● **YOUR GOAL**: The records below should be written out again, exactly.

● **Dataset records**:
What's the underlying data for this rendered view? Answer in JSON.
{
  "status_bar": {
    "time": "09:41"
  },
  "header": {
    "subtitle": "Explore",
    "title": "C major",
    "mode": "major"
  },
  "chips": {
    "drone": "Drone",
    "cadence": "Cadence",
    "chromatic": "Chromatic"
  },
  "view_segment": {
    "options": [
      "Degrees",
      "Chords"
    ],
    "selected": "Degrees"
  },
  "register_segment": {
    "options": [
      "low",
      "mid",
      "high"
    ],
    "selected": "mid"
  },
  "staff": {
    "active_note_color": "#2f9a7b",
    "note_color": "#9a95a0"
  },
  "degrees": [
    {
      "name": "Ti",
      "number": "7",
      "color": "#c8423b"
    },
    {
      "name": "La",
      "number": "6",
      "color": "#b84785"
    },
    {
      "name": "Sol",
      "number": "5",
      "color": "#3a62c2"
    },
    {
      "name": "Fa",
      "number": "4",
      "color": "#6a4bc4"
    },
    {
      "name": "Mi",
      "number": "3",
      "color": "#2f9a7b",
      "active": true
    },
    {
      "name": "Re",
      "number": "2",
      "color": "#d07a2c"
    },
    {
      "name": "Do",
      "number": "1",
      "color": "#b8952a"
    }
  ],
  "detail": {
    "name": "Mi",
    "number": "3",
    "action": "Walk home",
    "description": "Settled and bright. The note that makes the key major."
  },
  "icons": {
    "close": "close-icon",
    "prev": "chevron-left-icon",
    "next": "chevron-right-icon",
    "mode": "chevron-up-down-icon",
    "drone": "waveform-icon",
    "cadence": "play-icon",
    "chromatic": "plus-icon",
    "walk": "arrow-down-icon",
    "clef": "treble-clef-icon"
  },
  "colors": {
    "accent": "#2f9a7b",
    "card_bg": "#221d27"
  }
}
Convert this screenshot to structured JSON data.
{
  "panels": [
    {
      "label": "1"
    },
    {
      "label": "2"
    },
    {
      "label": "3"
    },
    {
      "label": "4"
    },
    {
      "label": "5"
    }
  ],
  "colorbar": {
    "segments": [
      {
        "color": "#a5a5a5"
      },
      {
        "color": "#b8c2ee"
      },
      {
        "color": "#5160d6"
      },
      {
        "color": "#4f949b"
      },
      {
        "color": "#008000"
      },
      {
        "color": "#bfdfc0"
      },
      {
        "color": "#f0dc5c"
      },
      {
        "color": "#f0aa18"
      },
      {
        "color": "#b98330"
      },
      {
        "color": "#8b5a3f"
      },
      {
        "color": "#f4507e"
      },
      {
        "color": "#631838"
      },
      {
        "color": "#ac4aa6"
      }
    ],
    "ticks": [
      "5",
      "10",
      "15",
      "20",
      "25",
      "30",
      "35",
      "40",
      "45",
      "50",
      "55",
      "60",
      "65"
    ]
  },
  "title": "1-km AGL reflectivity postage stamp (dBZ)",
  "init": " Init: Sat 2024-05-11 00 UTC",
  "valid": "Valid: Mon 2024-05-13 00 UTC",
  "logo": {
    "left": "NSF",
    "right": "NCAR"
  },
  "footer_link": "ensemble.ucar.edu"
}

● **ANSWER FOR THE TASK**:
What's the underlying data for this rendered view? Answer in JSON.
{
  "status_bar": {
    "time": "09:41"
  },
  "header": {
    "subtitle": "Explore",
    "title": "C major",
    "mode": "major"
  },
  "chips": {
    "drone": "Drone",
    "cadence": "Cadence",
    "chromatic": "Chromatic"
  },
  "view_segment": {
    "options": [
      "Degrees",
      "Chords"
    ],
    "selected": "Degrees"
  },
  "register_segment": {
    "options": [
      "low",
      "mid",
      "high"
    ],
    "selected": "mid"
  },
  "staff": {
    "active_note_color": "#2f9a7b",
    "note_color": "#9a95a0"
  },
  "degrees": [
    {
      "name": "Ti",
      "number": "7",
      "color": "#c8423b"
    },
    {
      "name": "La",
      "number": "6",
      "color": "#b84785"
    },
    {
      "name": "Sol",
      "number": "5",
      "color": "#3a62c2"
    },
    {
      "name": "Fa",
      "number": "4",
      "color": "#6a4bc4"
    },
    {
      "name": "Mi",
      "number": "3",
      "color": "#2f9a7b",
      "active": true
    },
    {
      "name": "Re",
      "number": "2",
      "color": "#d07a2c"
    },
    {
      "name": "Do",
      "number": "1",
      "color": "#b8952a"
    }
  ],
  "detail": {
    "name": "Mi",
    "number": "3",
    "action": "Walk home",
    "description": "Settled and bright. The note that makes the key major."
  },
  "icons": {
    "close": "close-icon",
    "prev": "chevron-left-icon",
    "next": "chevron-right-icon",
    "mode": "chevron-up-down-icon",
    "drone": "waveform-icon",
    "cadence": "play-icon",
    "chromatic": "plus-icon",
    "walk": "arrow-down-icon",
    "clef": "treble-clef-icon"
  },
  "colors": {
    "accent": "#2f9a7b",
    "card_bg": "#221d27"
  }
}
Convert this screenshot to structured JSON data.
{
  "panels": [
    {
      "label": "1"
    },
    {
      "label": "2"
    },
    {
      "label": "3"
    },
    {
      "label": "4"
    },
    {
      "label": "5"
    }
  ],
  "colorbar": {
    "segments": [
      {
        "color": "#a5a5a5"
      },
      {
        "color": "#b8c2ee"
      },
      {
        "color": "#5160d6"
      },
      {
        "color": "#4f949b"
      },
      {
        "color": "#008000"
      },
      {
        "color": "#bfdfc0"
      },
      {
        "color": "#f0dc5c"
      },
      {
        "color": "#f0aa18"
      },
      {
        "color": "#b98330"
      },
      {
        "color": "#8b5a3f"
      },
      {
        "color": "#f4507e"
      },
      {
        "color": "#631838"
      },
      {
        "color": "#ac4aa6"
      }
    ],
    "ticks": [
      "5",
      "10",
      "15",
      "20",
      "25",
      "30",
      "35",
      "40",
      "45",
      "50",
      "55",
      "60",
      "65"
    ]
  },
  "title": "1-km AGL reflectivity postage stamp (dBZ)",
  "init": " Init: Sat 2024-05-11 00 UTC",
  "valid": "Valid: Mon 2024-05-13 00 UTC",
  "logo": {
    "left": "NSF",
    "right": "NCAR"
  },
  "footer_link": "ensemble.ucar.edu"
}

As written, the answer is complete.